▸ **Data extracted from a collection**
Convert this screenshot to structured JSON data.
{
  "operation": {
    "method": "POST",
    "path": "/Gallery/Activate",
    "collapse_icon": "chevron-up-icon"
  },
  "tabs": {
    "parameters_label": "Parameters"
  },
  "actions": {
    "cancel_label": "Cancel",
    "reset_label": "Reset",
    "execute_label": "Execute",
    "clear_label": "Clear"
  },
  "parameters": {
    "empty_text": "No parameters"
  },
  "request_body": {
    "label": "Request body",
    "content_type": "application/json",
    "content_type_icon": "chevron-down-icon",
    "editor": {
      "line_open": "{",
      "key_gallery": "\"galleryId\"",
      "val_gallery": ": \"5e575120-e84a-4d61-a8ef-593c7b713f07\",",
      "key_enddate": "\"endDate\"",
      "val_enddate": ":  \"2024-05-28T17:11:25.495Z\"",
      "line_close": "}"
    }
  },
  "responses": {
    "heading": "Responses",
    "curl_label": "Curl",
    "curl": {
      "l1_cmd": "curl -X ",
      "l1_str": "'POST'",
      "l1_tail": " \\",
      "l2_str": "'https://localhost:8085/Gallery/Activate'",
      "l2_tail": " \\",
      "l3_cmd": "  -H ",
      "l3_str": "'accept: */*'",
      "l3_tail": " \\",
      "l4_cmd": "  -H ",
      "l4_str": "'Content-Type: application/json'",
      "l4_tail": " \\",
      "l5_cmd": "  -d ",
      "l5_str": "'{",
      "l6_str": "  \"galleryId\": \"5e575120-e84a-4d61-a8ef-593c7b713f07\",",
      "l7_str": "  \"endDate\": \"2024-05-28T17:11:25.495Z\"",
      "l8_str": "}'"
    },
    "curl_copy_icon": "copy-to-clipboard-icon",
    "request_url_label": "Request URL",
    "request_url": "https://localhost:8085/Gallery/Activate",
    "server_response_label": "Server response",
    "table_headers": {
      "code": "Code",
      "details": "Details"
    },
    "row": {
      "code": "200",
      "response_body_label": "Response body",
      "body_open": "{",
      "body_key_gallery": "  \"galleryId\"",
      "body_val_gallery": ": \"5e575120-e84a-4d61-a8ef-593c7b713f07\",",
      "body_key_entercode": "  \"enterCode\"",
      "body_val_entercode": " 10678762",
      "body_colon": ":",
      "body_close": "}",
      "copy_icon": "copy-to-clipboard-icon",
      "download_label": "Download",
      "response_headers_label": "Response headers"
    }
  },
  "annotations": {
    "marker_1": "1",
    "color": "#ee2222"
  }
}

▸ **Exercise goal**
Go through the records and copy each line with "application" in it.

▸ **Exercise answer**
    "content_type": "application/json",
      "l4_str": "'Content-Type: application/json'",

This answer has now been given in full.